#### What needs to be done:
Would you transcribe the listing that follows, character for character, and omit its images?
--- BEGIN Exercise inputs ---
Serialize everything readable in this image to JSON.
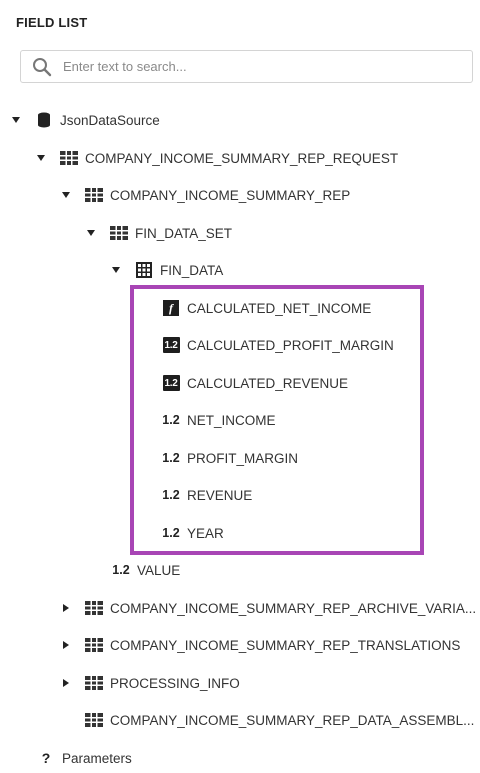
{
  "panel": {
    "title": "FIELD LIST"
  },
  "search": {
    "placeholder": "Enter text to search..."
  },
  "colors": {
    "highlight": "#a845b5",
    "icon_dark": "#1e1e1e"
  },
  "tree": {
    "datasource": {
      "label": "JsonDataSource",
      "icon": "database-icon"
    },
    "request": {
      "label": "COMPANY_INCOME_SUMMARY_REP_REQUEST",
      "icon": "table-icon"
    },
    "rep": {
      "label": "COMPANY_INCOME_SUMMARY_REP",
      "icon": "table-icon"
    },
    "fin_data_set": {
      "label": "FIN_DATA_SET",
      "icon": "table-icon"
    },
    "fin_data": {
      "label": "FIN_DATA",
      "icon": "grid-icon"
    },
    "fields": [
      {
        "label": "CALCULATED_NET_INCOME",
        "icon": "function-icon",
        "badge": "f"
      },
      {
        "label": "CALCULATED_PROFIT_MARGIN",
        "icon": "calculated-number-icon",
        "badge": "1.2"
      },
      {
        "label": "CALCULATED_REVENUE",
        "icon": "calculated-number-icon",
        "badge": "1.2"
      },
      {
        "label": "NET_INCOME",
        "icon": "number-icon",
        "badge": "1.2"
      },
      {
        "label": "PROFIT_MARGIN",
        "icon": "number-icon",
        "badge": "1.2"
      },
      {
        "label": "REVENUE",
        "icon": "number-icon",
        "badge": "1.2"
      },
      {
        "label": "YEAR",
        "icon": "number-icon",
        "badge": "1.2"
      }
    ],
    "value": {
      "label": "VALUE",
      "icon": "number-icon",
      "badge": "1.2"
    },
    "archive": {
      "label": "COMPANY_INCOME_SUMMARY_REP_ARCHIVE_VARIA...",
      "icon": "table-icon"
    },
    "translations": {
      "label": "COMPANY_INCOME_SUMMARY_REP_TRANSLATIONS",
      "icon": "table-icon"
    },
    "processing": {
      "label": "PROCESSING_INFO",
      "icon": "table-icon"
    },
    "assembly": {
      "label": "COMPANY_INCOME_SUMMARY_REP_DATA_ASSEMBL...",
      "icon": "table-icon"
    },
    "parameters": {
      "label": "Parameters",
      "icon": "question-icon",
      "badge": "?"
    }
  }
}
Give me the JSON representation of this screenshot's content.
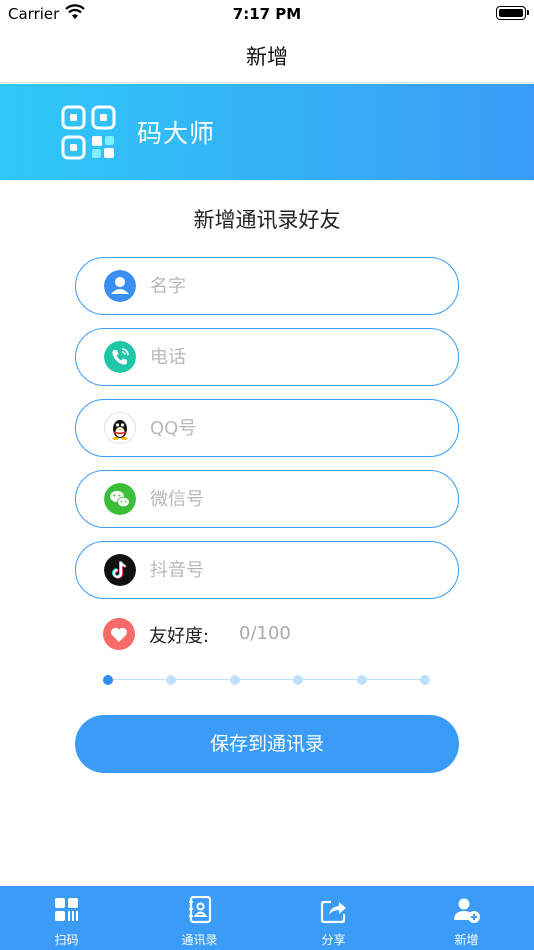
{
  "status_bar": {
    "carrier": "Carrier",
    "time": "7:17 PM"
  },
  "nav": {
    "title": "新增"
  },
  "banner": {
    "brand": "码大师"
  },
  "form": {
    "title": "新增通讯录好友",
    "fields": [
      {
        "placeholder": "名字",
        "icon": "user-icon",
        "value": ""
      },
      {
        "placeholder": "电话",
        "icon": "phone-icon",
        "value": ""
      },
      {
        "placeholder": "QQ号",
        "icon": "qq-icon",
        "value": ""
      },
      {
        "placeholder": "微信号",
        "icon": "wechat-icon",
        "value": ""
      },
      {
        "placeholder": "抖音号",
        "icon": "tiktok-icon",
        "value": ""
      }
    ],
    "friendship": {
      "label": "友好度:",
      "value": "0/100",
      "level": 0,
      "steps": 6
    },
    "save_label": "保存到通讯录"
  },
  "tabs": [
    {
      "label": "扫码",
      "icon": "scan-icon"
    },
    {
      "label": "通讯录",
      "icon": "contacts-book-icon"
    },
    {
      "label": "分享",
      "icon": "share-icon"
    },
    {
      "label": "新增",
      "icon": "add-user-icon"
    }
  ],
  "colors": {
    "accent": "#3a9cf6",
    "banner_start": "#2fc8f7",
    "heart": "#f76b6b"
  }
}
--- END Exercise inputs ---
#### Task answer:
Serialize everything readable in this image to JSON.
{
  "panel": {
    "title": "FIELD LIST"
  },
  "search": {
    "placeholder": "Enter text to search..."
  },
  "colors": {
    "highlight": "#a845b5",
    "icon_dark": "#1e1e1e"
  },
  "tree": {
    "datasource": {
      "label": "JsonDataSource",
      "icon": "database-icon"
    },
    "request": {
      "label": "COMPANY_INCOME_SUMMARY_REP_REQUEST",
      "icon": "table-icon"
    },
    "rep": {
      "label": "COMPANY_INCOME_SUMMARY_REP",
      "icon": "table-icon"
    },
    "fin_data_set": {
      "label": "FIN_DATA_SET",
      "icon": "table-icon"
    },
    "fin_data": {
      "label": "FIN_DATA",
      "icon": "grid-icon"
    },
    "fields": [
      {
        "label": "CALCULATED_NET_INCOME",
        "icon": "function-icon",
        "badge": "f"
      },
      {
        "label": "CALCULATED_PROFIT_MARGIN",
        "icon": "calculated-number-icon",
        "badge": "1.2"
      },
      {
        "label": "CALCULATED_REVENUE",
        "icon": "calculated-number-icon",
        "badge": "1.2"
      },
      {
        "label": "NET_INCOME",
        "icon": "number-icon",
        "badge": "1.2"
      },
      {
        "label": "PROFIT_MARGIN",
        "icon": "number-icon",
        "badge": "1.2"
      },
      {
        "label": "REVENUE",
        "icon": "number-icon",
        "badge": "1.2"
      },
      {
        "label": "YEAR",
        "icon": "number-icon",
        "badge": "1.2"
      }
    ],
    "value": {
      "label": "VALUE",
      "icon": "number-icon",
      "badge": "1.2"
    },
    "archive": {
      "label": "COMPANY_INCOME_SUMMARY_REP_ARCHIVE_VARIA...",
      "icon": "table-icon"
    },
    "translations": {
      "label": "COMPANY_INCOME_SUMMARY_REP_TRANSLATIONS",
      "icon": "table-icon"
    },
    "processing": {
      "label": "PROCESSING_INFO",
      "icon": "table-icon"
    },
    "assembly": {
      "label": "COMPANY_INCOME_SUMMARY_REP_DATA_ASSEMBL...",
      "icon": "table-icon"
    },
    "parameters": {
      "label": "Parameters",
      "icon": "question-icon",
      "badge": "?"
    }
  }
}
Give me the JSON representation of this screenshot's content.
{
  "status_bar": {
    "carrier": "Carrier",
    "time": "7:17 PM"
  },
  "nav": {
    "title": "新增"
  },
  "banner": {
    "brand": "码大师"
  },
  "form": {
    "title": "新增通讯录好友",
    "fields": [
      {
        "placeholder": "名字",
        "icon": "user-icon",
        "value": ""
      },
      {
        "placeholder": "电话",
        "icon": "phone-icon",
        "value": ""
      },
      {
        "placeholder": "QQ号",
        "icon": "qq-icon",
        "value": ""
      },
      {
        "placeholder": "微信号",
        "icon": "wechat-icon",
        "value": ""
      },
      {
        "placeholder": "抖音号",
        "icon": "tiktok-icon",
        "value": ""
      }
    ],
    "friendship": {
      "label": "友好度:",
      "value": "0/100",
      "level": 0,
      "steps": 6
    },
    "save_label": "保存到通讯录"
  },
  "tabs": [
    {
      "label": "扫码",
      "icon": "scan-icon"
    },
    {
      "label": "通讯录",
      "icon": "contacts-book-icon"
    },
    {
      "label": "分享",
      "icon": "share-icon"
    },
    {
      "label": "新增",
      "icon": "add-user-icon"
    }
  ],
  "colors": {
    "accent": "#3a9cf6",
    "banner_start": "#2fc8f7",
    "heart": "#f76b6b"
  }
}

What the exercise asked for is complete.